### [Extracted data entries]
• • • • •
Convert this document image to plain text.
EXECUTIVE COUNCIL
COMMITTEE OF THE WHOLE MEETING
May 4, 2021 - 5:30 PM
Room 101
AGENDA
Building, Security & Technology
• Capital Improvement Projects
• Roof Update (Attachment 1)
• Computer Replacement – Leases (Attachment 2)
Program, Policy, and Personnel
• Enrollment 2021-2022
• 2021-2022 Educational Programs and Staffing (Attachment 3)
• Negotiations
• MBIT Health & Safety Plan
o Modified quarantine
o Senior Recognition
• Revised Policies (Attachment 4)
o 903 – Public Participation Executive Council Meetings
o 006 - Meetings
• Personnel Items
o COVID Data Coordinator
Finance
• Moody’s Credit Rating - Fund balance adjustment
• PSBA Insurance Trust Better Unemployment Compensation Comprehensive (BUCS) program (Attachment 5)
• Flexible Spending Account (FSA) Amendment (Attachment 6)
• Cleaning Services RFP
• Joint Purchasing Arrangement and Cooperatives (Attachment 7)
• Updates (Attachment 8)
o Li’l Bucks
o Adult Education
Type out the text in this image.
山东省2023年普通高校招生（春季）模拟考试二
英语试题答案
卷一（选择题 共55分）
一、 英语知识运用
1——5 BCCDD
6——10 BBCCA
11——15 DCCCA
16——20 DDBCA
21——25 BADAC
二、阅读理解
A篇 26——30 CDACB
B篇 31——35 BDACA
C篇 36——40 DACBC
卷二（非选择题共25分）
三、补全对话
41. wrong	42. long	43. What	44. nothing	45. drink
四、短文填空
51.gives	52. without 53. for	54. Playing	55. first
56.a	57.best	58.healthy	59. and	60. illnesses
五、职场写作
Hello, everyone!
• • • • •
Output only the lines running from the line with "Type out the text in this image." through the final line of the data, inclusive.

### [Final answer]
Type out the text in this image.
山东省2023年普通高校招生（春季）模拟考试二
英语试题答案
卷一（选择题 共55分）
一、 英语知识运用
1——5 BCCDD
6——10 BBCCA
11——15 DCCCA
16——20 DDBCA
21——25 BADAC
二、阅读理解
A篇 26——30 CDACB
B篇 31——35 BDACA
C篇 36——40 DACBC
卷二（非选择题共25分）
三、补全对话
41. wrong	42. long	43. What	44. nothing	45. drink
四、短文填空
51.gives	52. without 53. for	54. Playing	55. first
56.a	57.best	58.healthy	59. and	60. illnesses
五、职场写作
Hello, everyone!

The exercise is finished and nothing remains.